Gather up the lines that contain "among".

(Records excerpted from a collection)
————

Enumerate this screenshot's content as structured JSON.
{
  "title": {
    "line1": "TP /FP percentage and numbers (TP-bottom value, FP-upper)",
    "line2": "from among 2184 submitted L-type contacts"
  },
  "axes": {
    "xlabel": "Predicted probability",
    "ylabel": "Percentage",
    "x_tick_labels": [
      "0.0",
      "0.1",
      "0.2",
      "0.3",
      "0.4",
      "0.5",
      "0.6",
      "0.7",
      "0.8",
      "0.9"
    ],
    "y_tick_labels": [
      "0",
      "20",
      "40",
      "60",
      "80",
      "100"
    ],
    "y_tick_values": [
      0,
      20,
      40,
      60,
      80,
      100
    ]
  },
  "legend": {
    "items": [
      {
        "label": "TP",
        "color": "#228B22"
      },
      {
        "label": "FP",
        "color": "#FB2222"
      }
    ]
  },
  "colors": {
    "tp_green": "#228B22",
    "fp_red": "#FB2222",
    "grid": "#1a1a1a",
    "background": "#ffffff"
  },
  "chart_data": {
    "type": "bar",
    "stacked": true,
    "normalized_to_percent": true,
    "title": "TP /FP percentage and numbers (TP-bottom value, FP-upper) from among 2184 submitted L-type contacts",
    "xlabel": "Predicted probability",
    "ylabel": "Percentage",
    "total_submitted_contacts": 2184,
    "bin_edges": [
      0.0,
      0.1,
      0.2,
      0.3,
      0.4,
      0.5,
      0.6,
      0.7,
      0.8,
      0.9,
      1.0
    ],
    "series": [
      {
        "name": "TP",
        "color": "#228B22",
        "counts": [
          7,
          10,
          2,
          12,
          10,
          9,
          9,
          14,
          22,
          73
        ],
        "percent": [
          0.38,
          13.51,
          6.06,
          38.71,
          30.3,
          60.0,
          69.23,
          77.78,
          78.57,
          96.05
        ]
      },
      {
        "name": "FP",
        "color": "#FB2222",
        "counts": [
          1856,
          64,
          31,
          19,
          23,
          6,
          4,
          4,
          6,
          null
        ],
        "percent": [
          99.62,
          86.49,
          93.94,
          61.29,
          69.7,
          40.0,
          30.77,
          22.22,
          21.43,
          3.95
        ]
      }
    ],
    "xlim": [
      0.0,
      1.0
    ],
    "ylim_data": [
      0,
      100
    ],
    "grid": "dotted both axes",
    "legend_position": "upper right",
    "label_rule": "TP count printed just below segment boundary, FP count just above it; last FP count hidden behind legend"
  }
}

————

COMPLETED EXERCISE -
    "line2": "from among 2184 submitted L-type contacts"
    "title": "TP /FP percentage and numbers (TP-bottom value, FP-upper) from among 2184 submitted L-type contacts",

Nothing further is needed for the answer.